— Given exercise —
From the entries below, copy every line holding the word "color".

— start Records —

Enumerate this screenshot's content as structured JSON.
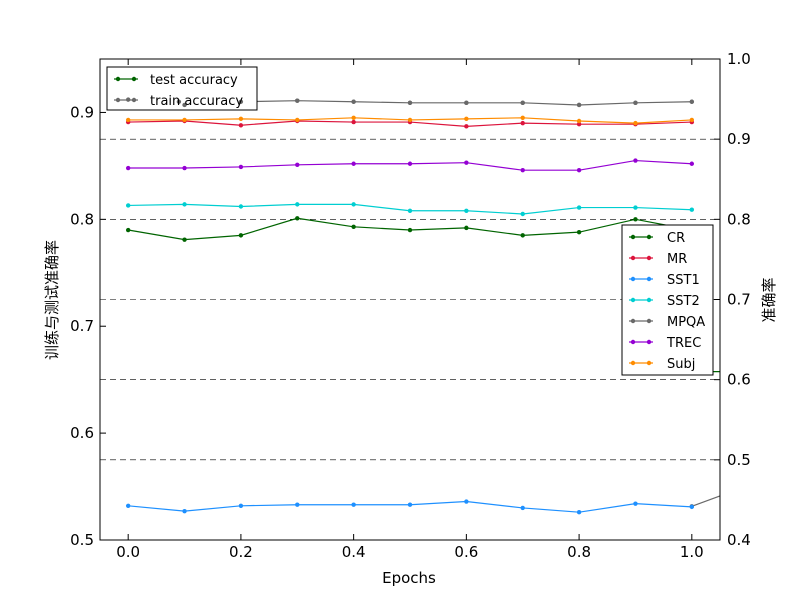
{
  "chart_data": {
    "type": "line",
    "xlabel": "Epochs",
    "ylabel": "训练与测试准确率",
    "ylabel_right": "准确率",
    "x": [
      0.0,
      0.1,
      0.2,
      0.3,
      0.4,
      0.5,
      0.6,
      0.7,
      0.8,
      0.9,
      1.0
    ],
    "xlim": [
      -0.05,
      1.05
    ],
    "ylim": [
      0.5,
      0.95
    ],
    "ylim_right": [
      0.4,
      1.0
    ],
    "x_ticks": [
      "0.0",
      "0.2",
      "0.4",
      "0.6",
      "0.8",
      "1.0"
    ],
    "y_ticks": [
      "0.5",
      "0.6",
      "0.7",
      "0.8",
      "0.9"
    ],
    "y_ticks_right": [
      "0.4",
      "0.5",
      "0.6",
      "0.7",
      "0.8",
      "0.9",
      "1.0"
    ],
    "grid_right": [
      0.5,
      0.6,
      0.7,
      0.8,
      0.9
    ],
    "series": [
      {
        "name": "CR",
        "color": "#006400",
        "values": [
          0.79,
          0.781,
          0.785,
          0.801,
          0.793,
          0.79,
          0.792,
          0.785,
          0.788,
          0.8,
          0.79
        ]
      },
      {
        "name": "MR",
        "color": "#dc143c",
        "values": [
          0.891,
          0.892,
          0.888,
          0.892,
          0.891,
          0.891,
          0.887,
          0.89,
          0.889,
          0.889,
          0.891
        ]
      },
      {
        "name": "SST1",
        "color": "#1e90ff",
        "values": [
          0.532,
          0.527,
          0.532,
          0.533,
          0.533,
          0.533,
          0.536,
          0.53,
          0.526,
          0.534,
          0.531
        ]
      },
      {
        "name": "SST2",
        "color": "#00ced1",
        "values": [
          0.813,
          0.814,
          0.812,
          0.814,
          0.814,
          0.808,
          0.808,
          0.805,
          0.811,
          0.811,
          0.809
        ]
      },
      {
        "name": "MPQA",
        "color": "#696969",
        "values": [
          0.912,
          0.907,
          0.91,
          0.911,
          0.91,
          0.909,
          0.909,
          0.909,
          0.907,
          0.909,
          0.91
        ]
      },
      {
        "name": "TREC",
        "color": "#9400d3",
        "values": [
          0.848,
          0.848,
          0.849,
          0.851,
          0.852,
          0.852,
          0.853,
          0.846,
          0.846,
          0.855,
          0.852
        ]
      },
      {
        "name": "Subj",
        "color": "#ff8c00",
        "values": [
          0.893,
          0.893,
          0.894,
          0.893,
          0.895,
          0.893,
          0.894,
          0.895,
          0.892,
          0.89,
          0.893
        ]
      }
    ],
    "right_partial": [
      {
        "color": "#006400",
        "x": [
          1.0,
          1.05
        ],
        "values": [
          0.61,
          0.61
        ]
      },
      {
        "color": "#696969",
        "x": [
          1.0,
          1.05
        ],
        "values": [
          0.442,
          0.455
        ]
      }
    ],
    "legend_accuracy": {
      "placement": "top-left",
      "entries": [
        {
          "label": "test accuracy",
          "color": "#006400"
        },
        {
          "label": "train accuracy",
          "color": "#696969"
        }
      ],
      "train_points_x": [
        0.0,
        0.09,
        0.1,
        0.2,
        0.3,
        0.4,
        0.5,
        0.6,
        0.7,
        0.8,
        0.9,
        1.0
      ],
      "train_points_y": [
        0.912,
        0.91,
        0.907,
        0.91,
        0.911,
        0.91,
        0.909,
        0.909,
        0.909,
        0.907,
        0.909,
        0.91
      ]
    },
    "legend_datasets": {
      "placement": "right",
      "entries": [
        "CR",
        "MR",
        "SST1",
        "SST2",
        "MPQA",
        "TREC",
        "Subj"
      ]
    }
  }
}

— end Records —

— Full response —
        "color": "#006400",
        "color": "#dc143c",
        "color": "#1e90ff",
        "color": "#00ced1",
        "color": "#696969",
        "color": "#9400d3",
        "color": "#ff8c00",
        "color": "#006400",
        "color": "#696969",
          "color": "#006400"
          "color": "#696969"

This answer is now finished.